◆ **GIVEN ENTRIES**

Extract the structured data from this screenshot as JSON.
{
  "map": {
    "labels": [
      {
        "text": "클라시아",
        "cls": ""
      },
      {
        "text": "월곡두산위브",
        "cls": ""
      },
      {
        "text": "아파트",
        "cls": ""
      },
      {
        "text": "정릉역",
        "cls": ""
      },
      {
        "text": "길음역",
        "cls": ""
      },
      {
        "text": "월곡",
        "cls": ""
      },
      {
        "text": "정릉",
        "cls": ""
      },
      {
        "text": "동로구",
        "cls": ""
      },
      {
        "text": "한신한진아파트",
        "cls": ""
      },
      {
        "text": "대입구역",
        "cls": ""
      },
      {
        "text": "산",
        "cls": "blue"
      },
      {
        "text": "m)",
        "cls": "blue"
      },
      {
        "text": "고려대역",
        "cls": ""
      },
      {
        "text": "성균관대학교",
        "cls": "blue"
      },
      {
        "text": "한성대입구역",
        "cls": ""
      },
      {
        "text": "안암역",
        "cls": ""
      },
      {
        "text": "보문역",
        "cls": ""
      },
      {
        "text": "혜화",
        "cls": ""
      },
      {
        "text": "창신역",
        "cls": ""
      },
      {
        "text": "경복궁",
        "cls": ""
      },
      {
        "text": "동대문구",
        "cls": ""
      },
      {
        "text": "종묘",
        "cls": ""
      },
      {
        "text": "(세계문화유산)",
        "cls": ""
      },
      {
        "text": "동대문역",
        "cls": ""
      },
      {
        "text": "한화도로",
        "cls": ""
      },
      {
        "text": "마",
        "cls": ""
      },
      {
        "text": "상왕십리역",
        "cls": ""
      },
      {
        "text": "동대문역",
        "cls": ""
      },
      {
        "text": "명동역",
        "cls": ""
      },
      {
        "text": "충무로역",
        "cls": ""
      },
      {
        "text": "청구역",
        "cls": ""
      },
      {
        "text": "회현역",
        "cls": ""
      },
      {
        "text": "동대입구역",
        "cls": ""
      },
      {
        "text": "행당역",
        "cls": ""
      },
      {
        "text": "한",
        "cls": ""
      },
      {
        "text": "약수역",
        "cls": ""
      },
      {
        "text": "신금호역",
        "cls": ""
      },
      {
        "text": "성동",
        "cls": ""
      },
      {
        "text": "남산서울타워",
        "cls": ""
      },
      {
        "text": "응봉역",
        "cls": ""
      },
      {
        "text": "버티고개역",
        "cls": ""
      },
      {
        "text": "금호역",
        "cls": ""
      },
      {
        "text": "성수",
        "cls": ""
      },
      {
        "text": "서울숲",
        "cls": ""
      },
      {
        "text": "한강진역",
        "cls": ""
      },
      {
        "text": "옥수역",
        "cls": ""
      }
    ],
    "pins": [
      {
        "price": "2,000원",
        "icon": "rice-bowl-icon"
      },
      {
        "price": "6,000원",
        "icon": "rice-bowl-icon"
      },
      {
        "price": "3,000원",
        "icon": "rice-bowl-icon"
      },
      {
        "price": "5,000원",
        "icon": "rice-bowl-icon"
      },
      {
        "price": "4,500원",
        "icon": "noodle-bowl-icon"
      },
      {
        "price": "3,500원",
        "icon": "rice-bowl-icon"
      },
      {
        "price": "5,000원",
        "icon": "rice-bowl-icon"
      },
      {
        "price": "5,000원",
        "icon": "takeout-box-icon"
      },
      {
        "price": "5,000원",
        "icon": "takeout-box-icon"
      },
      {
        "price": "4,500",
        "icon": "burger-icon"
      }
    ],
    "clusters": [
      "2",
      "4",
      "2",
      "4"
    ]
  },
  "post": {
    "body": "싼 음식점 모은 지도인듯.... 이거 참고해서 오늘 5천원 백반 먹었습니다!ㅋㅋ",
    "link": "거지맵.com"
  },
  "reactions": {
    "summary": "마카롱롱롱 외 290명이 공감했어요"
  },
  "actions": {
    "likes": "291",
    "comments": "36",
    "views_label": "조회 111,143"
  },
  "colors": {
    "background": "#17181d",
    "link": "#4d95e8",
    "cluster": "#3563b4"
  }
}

◆ **SET TASK**
Above is a listing; report how many of its lines include the word "price", giving the number only.

◆ **COMPLETE ANSWER**
10